### What the exercise asks
Locate every line in the records below that holds the word "this" and return each one.

Dataset excerpt
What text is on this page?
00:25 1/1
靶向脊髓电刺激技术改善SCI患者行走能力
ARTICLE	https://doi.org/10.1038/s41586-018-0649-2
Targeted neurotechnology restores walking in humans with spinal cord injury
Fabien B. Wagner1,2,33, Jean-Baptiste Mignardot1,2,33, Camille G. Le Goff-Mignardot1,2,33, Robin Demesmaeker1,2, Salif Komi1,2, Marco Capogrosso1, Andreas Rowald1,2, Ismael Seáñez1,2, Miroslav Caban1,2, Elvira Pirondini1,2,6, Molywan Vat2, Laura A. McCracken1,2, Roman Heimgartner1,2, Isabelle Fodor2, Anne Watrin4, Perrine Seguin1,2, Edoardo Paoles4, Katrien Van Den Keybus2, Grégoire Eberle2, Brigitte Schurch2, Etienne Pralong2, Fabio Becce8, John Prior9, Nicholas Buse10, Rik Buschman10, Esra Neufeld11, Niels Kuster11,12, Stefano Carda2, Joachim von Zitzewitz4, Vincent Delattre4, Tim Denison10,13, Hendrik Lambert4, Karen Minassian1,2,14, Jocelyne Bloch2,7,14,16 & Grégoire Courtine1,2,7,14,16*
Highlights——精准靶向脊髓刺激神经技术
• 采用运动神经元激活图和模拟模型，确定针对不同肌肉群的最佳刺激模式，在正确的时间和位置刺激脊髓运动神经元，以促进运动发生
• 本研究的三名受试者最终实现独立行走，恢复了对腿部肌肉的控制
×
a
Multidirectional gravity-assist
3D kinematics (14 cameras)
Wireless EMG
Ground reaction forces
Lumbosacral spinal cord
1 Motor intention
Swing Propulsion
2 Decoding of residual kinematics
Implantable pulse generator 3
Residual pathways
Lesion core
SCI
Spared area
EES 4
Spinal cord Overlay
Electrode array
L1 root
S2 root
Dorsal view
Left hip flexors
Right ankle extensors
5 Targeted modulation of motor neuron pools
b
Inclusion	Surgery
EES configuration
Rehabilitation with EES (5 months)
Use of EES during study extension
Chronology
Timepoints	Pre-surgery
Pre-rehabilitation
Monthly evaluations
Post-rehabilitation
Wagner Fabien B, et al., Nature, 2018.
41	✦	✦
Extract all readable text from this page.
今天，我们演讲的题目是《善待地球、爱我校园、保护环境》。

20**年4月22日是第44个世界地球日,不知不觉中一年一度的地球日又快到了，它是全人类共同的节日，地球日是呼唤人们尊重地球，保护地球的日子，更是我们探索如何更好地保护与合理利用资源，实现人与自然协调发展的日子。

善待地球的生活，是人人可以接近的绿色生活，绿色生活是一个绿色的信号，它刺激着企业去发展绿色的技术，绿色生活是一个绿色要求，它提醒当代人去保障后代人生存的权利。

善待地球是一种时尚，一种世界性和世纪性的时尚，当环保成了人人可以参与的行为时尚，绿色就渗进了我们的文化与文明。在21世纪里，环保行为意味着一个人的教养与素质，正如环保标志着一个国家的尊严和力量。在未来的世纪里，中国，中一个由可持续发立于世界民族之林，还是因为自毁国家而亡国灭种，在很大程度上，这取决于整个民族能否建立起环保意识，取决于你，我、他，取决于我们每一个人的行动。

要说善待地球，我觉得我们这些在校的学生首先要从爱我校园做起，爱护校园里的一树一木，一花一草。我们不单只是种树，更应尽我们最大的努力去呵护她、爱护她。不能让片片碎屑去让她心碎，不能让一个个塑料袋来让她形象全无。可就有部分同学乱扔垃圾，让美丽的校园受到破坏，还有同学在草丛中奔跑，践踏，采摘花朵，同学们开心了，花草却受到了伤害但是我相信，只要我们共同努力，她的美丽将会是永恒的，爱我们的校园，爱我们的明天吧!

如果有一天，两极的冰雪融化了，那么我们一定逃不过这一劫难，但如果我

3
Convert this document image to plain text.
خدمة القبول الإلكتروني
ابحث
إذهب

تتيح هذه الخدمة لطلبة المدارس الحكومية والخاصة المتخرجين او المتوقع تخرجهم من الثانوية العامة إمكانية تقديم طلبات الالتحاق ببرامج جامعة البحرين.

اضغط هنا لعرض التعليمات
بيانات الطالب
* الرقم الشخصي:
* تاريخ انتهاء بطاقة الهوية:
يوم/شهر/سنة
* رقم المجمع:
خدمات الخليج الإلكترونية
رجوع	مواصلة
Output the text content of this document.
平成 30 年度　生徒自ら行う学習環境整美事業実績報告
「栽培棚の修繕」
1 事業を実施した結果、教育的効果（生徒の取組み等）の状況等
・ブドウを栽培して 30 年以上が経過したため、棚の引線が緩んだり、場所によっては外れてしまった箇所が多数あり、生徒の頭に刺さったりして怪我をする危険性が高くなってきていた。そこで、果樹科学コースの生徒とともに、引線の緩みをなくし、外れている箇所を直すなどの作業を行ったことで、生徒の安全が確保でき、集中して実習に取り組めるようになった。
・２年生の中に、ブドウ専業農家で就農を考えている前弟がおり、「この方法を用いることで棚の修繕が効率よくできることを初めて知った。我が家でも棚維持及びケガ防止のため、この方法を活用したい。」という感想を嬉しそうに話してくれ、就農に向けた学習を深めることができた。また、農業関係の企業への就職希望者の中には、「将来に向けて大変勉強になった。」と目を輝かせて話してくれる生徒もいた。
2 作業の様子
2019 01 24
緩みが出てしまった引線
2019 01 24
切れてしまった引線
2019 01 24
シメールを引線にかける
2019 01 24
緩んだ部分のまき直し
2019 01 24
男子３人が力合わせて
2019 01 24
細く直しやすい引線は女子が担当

### Solved exercise
What text is on this page?
Extract all readable text from this page.
Convert this document image to plain text.
Output the text content of this document.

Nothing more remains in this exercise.